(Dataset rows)
# # # # # # #

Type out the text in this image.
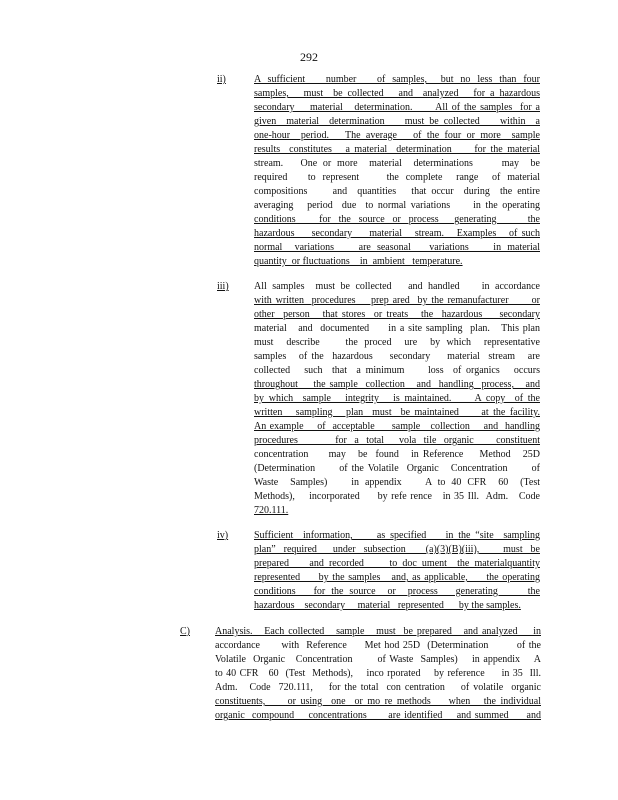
292
ii)	A sufficient   number   of samples,  but no less than four
samples,   must  be collected   and  analyzed   for a hazardous
secondary    material   determination.      All of the samples  for a
given  material  determination    must be collected    within  a
one-hour  period.   The average   of the four or more  sample
results  constitutes   a material  determination     for the material
stream.   One or more  material  determinations     may  be
required   to represent    the complete  range  of material
compositions     and  quantities   that occur  during  the entire
averaging   period  due  to normal variations     in the operating
conditions   for the source or process  generating    the
hazardous    secondary    material   stream.   Examples   of such
normal  variations    are seasonal   variations    in material
quantity  or fluctuations    in  ambient   temperature.
iii)	All samples  must be collected   and handled    in accordance
with written  procedures    prep ared  by the remanufacturer      or
other  person   that stores  or treats   the  hazardous    secondary
material   and  documented     in a site sampling  plan.   This plan
must  describe    the proced  ure  by which  representative
samples   of the  hazardous    secondary    material  stream   are
collected   such  that  a minimum     loss  of organics   occurs
throughout    the sample  collection   and  handling  process,   and
by which  sample   integrity   is maintained.     A copy  of the
written   sampling   plan  must  be maintained     at the facility.
An example    of  acceptable     sample   collection    and  handling
procedures     for a total  vola tile organic   constituent
concentration     may   be  found   in Reference    Method   25D
(Determination      of the Volatile  Organic   Concentration      of
Waste  Samples)    in appendix    A to 40 CFR  60  (Test
Methods),    incorporated     by refe rence   in 35 Ill.  Adm.   Code
720.111.
iv)	Sufficient  information,     as specified    in the “site  sampling
plan”  required    under  subsection     (a)(3)(B)(iii),      must  be
prepared    and recorded     to doc ument  the materialquantity
represented     by the samples   and, as applicable,     the operating
conditions   for the source  or  process   generating     the
hazardous    secondary     material   represented      by the samples.
C)	Analysis.   Each collected   sample   must  be prepared   and analyzed    in
accordance      with  Reference     Met hod 25D  (Determination        of the
Volatile  Organic   Concentration       of Waste  Samples)    in appendix    A
to 40 CFR   60  (Test  Methods),    inco rporated    by reference     in 35  Ill.
Adm.   Code  720.111,    for the total  con centration    of volatile  organic
constituents,     or using  one  or mo re methods    when   the individual
organic  compound    concentrations      are identified    and summed     and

# # # # # # #

Problem requirements: Take every line containing the word "period" and copy it.

The output:
one-hour  period.   The average   of the four or more  sample
averaging   period  due  to normal variations     in the operating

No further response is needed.